● **Input material**:
□ □ □ □

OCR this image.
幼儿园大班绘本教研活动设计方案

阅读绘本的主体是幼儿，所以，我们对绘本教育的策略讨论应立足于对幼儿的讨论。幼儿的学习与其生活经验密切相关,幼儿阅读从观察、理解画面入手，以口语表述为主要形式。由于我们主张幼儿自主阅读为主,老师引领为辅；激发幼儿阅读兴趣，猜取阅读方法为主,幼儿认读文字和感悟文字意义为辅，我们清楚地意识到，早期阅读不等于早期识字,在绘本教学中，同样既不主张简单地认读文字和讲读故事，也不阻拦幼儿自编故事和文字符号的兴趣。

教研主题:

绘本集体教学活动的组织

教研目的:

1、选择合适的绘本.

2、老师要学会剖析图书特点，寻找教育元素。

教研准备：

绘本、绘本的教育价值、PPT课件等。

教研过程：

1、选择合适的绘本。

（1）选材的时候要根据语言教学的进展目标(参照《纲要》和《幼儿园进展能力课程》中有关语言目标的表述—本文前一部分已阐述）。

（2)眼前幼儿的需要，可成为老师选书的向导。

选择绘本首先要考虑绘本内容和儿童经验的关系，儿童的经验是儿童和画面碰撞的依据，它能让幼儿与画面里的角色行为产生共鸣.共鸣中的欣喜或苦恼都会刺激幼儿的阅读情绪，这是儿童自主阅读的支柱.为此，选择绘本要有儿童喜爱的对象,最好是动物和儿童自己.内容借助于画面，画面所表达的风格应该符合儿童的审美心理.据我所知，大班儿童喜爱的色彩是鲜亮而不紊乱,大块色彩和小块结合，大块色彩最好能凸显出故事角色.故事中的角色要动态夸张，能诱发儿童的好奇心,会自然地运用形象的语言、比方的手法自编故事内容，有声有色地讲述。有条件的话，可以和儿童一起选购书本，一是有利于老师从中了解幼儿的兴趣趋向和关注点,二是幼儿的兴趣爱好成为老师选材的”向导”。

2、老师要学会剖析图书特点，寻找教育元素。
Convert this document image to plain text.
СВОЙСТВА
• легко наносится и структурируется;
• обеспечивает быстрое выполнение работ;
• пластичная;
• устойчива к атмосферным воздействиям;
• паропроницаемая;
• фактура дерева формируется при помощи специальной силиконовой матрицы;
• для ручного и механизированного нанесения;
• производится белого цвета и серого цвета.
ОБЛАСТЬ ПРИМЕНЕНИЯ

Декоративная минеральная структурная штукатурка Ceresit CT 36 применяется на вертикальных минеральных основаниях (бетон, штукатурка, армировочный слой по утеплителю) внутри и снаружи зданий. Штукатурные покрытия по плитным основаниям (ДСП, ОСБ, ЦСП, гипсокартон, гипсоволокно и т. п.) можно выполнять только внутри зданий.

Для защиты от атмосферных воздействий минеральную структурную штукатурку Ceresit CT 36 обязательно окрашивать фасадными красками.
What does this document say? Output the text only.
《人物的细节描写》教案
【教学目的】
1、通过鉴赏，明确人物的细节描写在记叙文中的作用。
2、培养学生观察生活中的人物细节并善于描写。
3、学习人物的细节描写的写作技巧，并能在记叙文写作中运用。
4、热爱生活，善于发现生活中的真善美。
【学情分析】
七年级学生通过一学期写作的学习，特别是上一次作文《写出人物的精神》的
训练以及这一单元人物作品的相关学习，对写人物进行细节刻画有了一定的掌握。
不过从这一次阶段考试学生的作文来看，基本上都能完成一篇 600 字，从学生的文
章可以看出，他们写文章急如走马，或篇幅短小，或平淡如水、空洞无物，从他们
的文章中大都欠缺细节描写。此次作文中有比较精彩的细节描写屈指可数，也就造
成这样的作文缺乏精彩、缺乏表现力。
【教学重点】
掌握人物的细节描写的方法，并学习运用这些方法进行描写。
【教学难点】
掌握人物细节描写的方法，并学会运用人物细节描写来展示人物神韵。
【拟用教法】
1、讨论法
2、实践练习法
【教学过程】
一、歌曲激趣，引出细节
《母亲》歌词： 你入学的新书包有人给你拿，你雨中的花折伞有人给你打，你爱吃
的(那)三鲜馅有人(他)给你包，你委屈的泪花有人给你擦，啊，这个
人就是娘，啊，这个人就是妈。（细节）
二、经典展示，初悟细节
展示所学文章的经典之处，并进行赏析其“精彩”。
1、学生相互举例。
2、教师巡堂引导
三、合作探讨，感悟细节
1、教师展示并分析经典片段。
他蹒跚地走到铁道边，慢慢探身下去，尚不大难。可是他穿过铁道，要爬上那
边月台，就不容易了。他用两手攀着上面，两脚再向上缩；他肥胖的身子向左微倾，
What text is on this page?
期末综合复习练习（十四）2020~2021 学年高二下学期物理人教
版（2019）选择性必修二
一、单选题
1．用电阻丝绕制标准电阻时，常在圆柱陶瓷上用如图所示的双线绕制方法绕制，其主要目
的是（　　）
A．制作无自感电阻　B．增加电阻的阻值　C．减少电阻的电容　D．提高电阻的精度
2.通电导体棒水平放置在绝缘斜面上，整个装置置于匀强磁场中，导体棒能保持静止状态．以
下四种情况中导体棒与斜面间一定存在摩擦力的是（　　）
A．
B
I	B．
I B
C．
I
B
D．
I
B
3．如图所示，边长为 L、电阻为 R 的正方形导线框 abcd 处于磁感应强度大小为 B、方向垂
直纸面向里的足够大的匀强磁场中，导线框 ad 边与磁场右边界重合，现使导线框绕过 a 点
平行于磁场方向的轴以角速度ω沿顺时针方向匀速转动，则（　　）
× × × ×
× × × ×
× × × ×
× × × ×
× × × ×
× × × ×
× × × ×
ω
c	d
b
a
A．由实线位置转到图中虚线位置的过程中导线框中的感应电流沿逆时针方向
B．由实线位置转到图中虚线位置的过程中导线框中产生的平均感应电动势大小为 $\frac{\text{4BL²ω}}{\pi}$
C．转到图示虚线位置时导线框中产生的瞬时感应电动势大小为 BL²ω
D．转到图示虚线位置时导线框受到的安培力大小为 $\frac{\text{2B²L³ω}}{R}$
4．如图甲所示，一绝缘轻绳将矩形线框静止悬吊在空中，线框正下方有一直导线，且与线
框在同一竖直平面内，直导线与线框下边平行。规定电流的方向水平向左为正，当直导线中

□ □ □ □

● **Exercise instructions**: Repeat precisely the lines of the data starting at the one containing "What text is on this page?", last line included.

● **Reply**:
What text is on this page?
期末综合复习练习（十四）2020~2021 学年高二下学期物理人教
版（2019）选择性必修二
一、单选题
1．用电阻丝绕制标准电阻时，常在圆柱陶瓷上用如图所示的双线绕制方法绕制，其主要目
的是（　　）
A．制作无自感电阻　B．增加电阻的阻值　C．减少电阻的电容　D．提高电阻的精度
2.通电导体棒水平放置在绝缘斜面上，整个装置置于匀强磁场中，导体棒能保持静止状态．以
下四种情况中导体棒与斜面间一定存在摩擦力的是（　　）
A．
B
I	B．
I B
C．
I
B
D．
I
B
3．如图所示，边长为 L、电阻为 R 的正方形导线框 abcd 处于磁感应强度大小为 B、方向垂
直纸面向里的足够大的匀强磁场中，导线框 ad 边与磁场右边界重合，现使导线框绕过 a 点
平行于磁场方向的轴以角速度ω沿顺时针方向匀速转动，则（　　）
× × × ×
× × × ×
× × × ×
× × × ×
× × × ×
× × × ×
× × × ×
ω
c	d
b
a
A．由实线位置转到图中虚线位置的过程中导线框中的感应电流沿逆时针方向
B．由实线位置转到图中虚线位置的过程中导线框中产生的平均感应电动势大小为 $\frac{\text{4BL²ω}}{\pi}$
C．转到图示虚线位置时导线框中产生的瞬时感应电动势大小为 BL²ω
D．转到图示虚线位置时导线框受到的安培力大小为 $\frac{\text{2B²L³ω}}{R}$
4．如图甲所示，一绝缘轻绳将矩形线框静止悬吊在空中，线框正下方有一直导线，且与线
框在同一竖直平面内，直导线与线框下边平行。规定电流的方向水平向左为正，当直导线中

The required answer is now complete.